## MATERIAL FOR THE TASK:
↓↓↓
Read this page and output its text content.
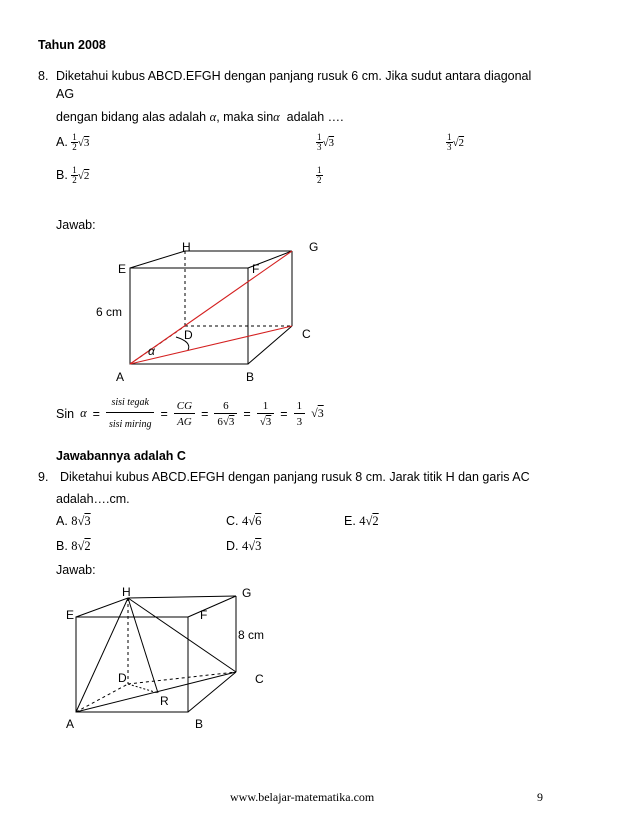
Tahun 2008
8. Diketahui kubus ABCD.EFGH dengan panjang rusuk 6 cm. Jika sudut antara diagonal
AG
dengan bidang alas adalah α, maka sinα adalah ….
A. $\frac{1}{2} √3$	$\frac{1}{3} √3$	$\frac{1}{3} √2$
B. $\frac{1}{2} √2$	$\frac{1}{2}$
Jawab:
H	G
E	F
6 cm
D	C
α
A	B
Sin $\alpha = \frac{\text{sisi tegak}}{\text{sisi miring}} = \frac{CG}{AG} = \frac{6}{6√3} = \frac{1}{√3} = \frac{1}{3} √3$
Jawabannya adalah C
9. Diketahui kubus ABCD.EFGH dengan panjang rusuk 8 cm. Jarak titik H dan garis AC
adalah….cm.
A. 8√3	C. 4√6	E. 4√2
B. 8√2	D. 4√3
Jawab:
H	G
E	F
8 cm
D	C
R
A	B
www.belajar-matematika.com	9
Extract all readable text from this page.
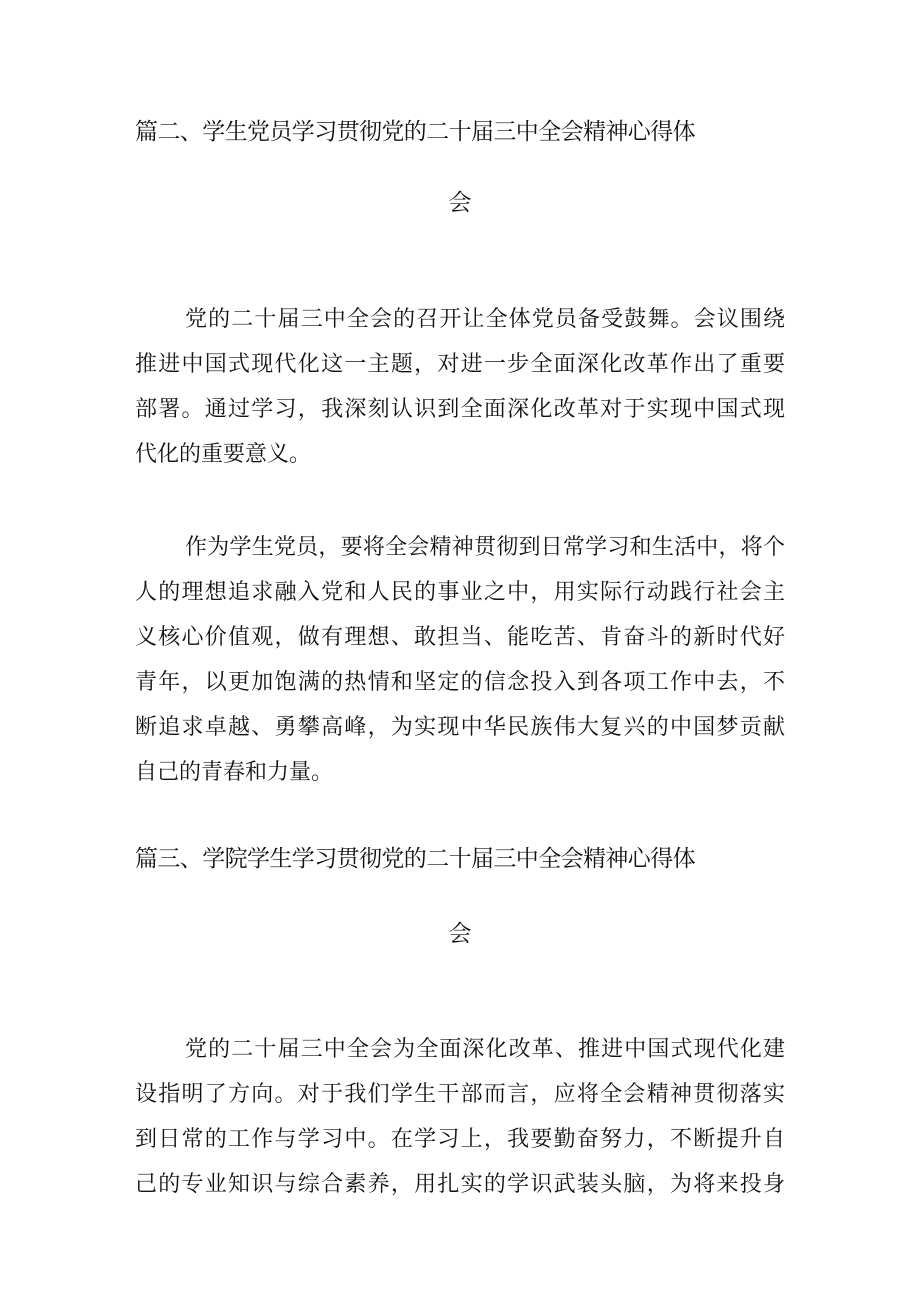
篇二、学生党员学习贯彻党的二十届三中全会精神心得体
会
党的二十届三中全会的召开让全体党员备受鼓舞。会议围绕
推进中国式现代化这一主题，对进一步全面深化改革作出了重要
部署。通过学习，我深刻认识到全面深化改革对于实现中国式现
代化的重要意义。
作为学生党员，要将全会精神贯彻到日常学习和生活中，将个
人的理想追求融入党和人民的事业之中，用实际行动践行社会主
义核心价值观，做有理想、敢担当、能吃苦、肯奋斗的新时代好
青年，以更加饱满的热情和坚定的信念投入到各项工作中去，不
断追求卓越、勇攀高峰，为实现中华民族伟大复兴的中国梦贡献
自己的青春和力量。
篇三、学院学生学习贯彻党的二十届三中全会精神心得体
会
党的二十届三中全会为全面深化改革、推进中国式现代化建
设指明了方向。对于我们学生干部而言，应将全会精神贯彻落实
到日常的工作与学习中。在学习上，我要勤奋努力，不断提升自
己的专业知识与综合素养，用扎实的学识武装头脑，为将来投身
↑↑↑
## WHAT TO DO:
Beginning at the line that contains "Extract all readable text from this page.", retype each line of the data above through the very last one. Do not retype the pictures.

## PROBLEM SOLUTION:
Extract all readable text from this page.
篇二、学生党员学习贯彻党的二十届三中全会精神心得体
会
党的二十届三中全会的召开让全体党员备受鼓舞。会议围绕
推进中国式现代化这一主题，对进一步全面深化改革作出了重要
部署。通过学习，我深刻认识到全面深化改革对于实现中国式现
代化的重要意义。
作为学生党员，要将全会精神贯彻到日常学习和生活中，将个
人的理想追求融入党和人民的事业之中，用实际行动践行社会主
义核心价值观，做有理想、敢担当、能吃苦、肯奋斗的新时代好
青年，以更加饱满的热情和坚定的信念投入到各项工作中去，不
断追求卓越、勇攀高峰，为实现中华民族伟大复兴的中国梦贡献
自己的青春和力量。
篇三、学院学生学习贯彻党的二十届三中全会精神心得体
会
党的二十届三中全会为全面深化改革、推进中国式现代化建
设指明了方向。对于我们学生干部而言，应将全会精神贯彻落实
到日常的工作与学习中。在学习上，我要勤奋努力，不断提升自
己的专业知识与综合素养，用扎实的学识武装头脑，为将来投身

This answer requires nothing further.